[DIRECTIONS FOR THIS TASK]: Gather every line that includes the word "тест", please.

[PROVIDED RECORDS start]

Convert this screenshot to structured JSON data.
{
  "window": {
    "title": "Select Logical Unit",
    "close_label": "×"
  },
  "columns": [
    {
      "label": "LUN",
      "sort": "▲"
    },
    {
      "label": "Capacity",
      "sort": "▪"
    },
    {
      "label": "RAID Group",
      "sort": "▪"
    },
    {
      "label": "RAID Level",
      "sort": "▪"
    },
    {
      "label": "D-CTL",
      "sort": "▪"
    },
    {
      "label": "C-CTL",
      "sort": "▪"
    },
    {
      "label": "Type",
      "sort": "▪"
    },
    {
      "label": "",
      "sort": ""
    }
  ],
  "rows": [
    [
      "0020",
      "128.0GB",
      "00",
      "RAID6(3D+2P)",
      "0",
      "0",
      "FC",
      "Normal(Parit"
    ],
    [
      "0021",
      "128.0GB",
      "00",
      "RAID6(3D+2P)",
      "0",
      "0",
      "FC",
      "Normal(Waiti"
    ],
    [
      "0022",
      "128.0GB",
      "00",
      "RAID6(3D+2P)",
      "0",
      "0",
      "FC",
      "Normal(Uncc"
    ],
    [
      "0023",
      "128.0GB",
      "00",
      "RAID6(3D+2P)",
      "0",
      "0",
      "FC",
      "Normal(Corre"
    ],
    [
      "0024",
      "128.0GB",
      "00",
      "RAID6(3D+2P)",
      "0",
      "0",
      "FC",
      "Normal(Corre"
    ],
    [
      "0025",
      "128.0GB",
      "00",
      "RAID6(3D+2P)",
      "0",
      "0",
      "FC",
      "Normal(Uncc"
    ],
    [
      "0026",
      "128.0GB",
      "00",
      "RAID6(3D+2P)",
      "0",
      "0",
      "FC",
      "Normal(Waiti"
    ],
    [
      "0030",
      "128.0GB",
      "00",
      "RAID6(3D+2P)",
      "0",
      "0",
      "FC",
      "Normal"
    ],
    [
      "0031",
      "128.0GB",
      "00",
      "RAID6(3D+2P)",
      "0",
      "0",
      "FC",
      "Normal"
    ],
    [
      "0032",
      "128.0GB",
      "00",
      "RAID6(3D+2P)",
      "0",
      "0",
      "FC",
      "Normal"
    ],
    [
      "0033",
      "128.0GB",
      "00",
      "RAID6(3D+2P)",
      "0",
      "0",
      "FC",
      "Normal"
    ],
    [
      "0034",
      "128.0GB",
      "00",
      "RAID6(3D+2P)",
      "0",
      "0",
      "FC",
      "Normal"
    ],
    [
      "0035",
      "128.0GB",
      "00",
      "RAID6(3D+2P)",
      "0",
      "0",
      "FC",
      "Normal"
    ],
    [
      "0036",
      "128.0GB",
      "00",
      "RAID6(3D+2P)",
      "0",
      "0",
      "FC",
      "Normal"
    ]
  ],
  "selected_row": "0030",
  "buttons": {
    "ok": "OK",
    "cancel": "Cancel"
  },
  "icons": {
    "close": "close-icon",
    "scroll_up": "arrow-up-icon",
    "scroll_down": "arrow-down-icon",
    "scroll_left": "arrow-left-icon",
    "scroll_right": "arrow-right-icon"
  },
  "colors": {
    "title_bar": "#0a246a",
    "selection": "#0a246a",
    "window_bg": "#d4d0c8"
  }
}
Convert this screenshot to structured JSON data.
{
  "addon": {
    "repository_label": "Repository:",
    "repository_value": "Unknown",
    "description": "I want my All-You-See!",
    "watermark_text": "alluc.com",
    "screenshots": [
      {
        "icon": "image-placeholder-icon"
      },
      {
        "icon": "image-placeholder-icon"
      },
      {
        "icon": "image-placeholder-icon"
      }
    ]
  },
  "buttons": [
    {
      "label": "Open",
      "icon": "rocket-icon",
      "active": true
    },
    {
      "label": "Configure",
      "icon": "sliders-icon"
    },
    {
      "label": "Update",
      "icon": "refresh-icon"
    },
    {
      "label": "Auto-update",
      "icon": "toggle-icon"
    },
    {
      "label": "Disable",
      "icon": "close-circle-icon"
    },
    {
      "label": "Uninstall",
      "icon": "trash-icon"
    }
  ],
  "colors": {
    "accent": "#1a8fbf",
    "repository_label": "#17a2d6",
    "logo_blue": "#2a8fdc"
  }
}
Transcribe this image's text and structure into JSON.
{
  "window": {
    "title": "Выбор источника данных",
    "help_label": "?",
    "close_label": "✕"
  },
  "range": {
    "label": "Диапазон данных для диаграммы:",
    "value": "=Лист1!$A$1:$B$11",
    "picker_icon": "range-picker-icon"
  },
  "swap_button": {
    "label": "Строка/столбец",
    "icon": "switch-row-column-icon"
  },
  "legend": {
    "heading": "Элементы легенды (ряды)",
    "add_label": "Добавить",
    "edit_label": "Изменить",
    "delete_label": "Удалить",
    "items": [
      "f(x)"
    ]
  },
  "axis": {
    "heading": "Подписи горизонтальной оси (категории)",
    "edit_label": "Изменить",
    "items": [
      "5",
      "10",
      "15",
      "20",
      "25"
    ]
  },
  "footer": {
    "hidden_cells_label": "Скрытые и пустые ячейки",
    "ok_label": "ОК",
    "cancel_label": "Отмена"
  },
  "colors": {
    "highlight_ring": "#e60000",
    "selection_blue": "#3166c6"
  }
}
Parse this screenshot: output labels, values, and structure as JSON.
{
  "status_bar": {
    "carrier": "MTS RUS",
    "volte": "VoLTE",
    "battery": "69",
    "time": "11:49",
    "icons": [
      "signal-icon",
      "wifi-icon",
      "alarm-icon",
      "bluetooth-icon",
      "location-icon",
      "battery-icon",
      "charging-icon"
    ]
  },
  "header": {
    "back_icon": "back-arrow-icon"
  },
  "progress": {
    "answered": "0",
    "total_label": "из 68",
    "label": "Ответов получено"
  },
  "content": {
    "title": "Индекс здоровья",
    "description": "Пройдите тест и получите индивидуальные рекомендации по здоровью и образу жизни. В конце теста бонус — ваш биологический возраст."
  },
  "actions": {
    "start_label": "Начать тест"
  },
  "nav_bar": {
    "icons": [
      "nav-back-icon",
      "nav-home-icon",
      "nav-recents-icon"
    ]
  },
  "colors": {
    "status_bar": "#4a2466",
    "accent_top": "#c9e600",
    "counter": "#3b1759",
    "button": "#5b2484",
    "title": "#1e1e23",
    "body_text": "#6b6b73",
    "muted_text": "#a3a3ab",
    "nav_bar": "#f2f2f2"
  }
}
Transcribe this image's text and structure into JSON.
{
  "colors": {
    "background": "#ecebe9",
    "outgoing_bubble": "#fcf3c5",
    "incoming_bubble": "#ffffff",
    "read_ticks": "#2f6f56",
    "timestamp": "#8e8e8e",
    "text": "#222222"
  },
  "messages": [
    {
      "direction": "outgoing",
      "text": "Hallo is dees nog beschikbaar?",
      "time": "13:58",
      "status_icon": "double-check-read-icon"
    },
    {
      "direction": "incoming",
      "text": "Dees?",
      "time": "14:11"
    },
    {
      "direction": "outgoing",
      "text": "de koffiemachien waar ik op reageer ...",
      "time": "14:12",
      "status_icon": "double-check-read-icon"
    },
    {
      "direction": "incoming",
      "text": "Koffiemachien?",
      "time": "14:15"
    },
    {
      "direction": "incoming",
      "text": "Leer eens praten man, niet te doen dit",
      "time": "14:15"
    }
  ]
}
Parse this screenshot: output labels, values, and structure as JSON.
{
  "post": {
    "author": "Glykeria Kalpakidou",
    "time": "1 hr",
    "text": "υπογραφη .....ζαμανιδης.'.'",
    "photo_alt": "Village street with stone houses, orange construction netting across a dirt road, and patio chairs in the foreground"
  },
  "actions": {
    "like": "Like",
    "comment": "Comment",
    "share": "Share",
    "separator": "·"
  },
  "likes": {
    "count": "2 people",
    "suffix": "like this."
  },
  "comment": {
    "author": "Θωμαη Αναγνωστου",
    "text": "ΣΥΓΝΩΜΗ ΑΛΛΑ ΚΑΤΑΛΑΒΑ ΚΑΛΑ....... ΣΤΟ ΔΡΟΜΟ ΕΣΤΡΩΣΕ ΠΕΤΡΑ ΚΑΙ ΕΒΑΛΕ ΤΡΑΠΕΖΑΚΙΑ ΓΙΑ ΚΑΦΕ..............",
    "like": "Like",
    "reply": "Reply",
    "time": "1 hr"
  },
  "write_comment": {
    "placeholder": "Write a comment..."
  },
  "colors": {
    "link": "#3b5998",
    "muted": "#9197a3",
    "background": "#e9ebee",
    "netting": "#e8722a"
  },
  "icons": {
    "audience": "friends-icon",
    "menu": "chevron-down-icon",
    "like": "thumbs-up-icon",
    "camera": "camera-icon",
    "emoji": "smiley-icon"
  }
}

[PROVIDED RECORDS end]

[TASK SOLUTION]:
    "description": "Пройдите тест и получите индивидуальные рекомендации по здоровью и образу жизни. В конце теста бонус — ваш биологический возраст."
    "start_label": "Начать тест"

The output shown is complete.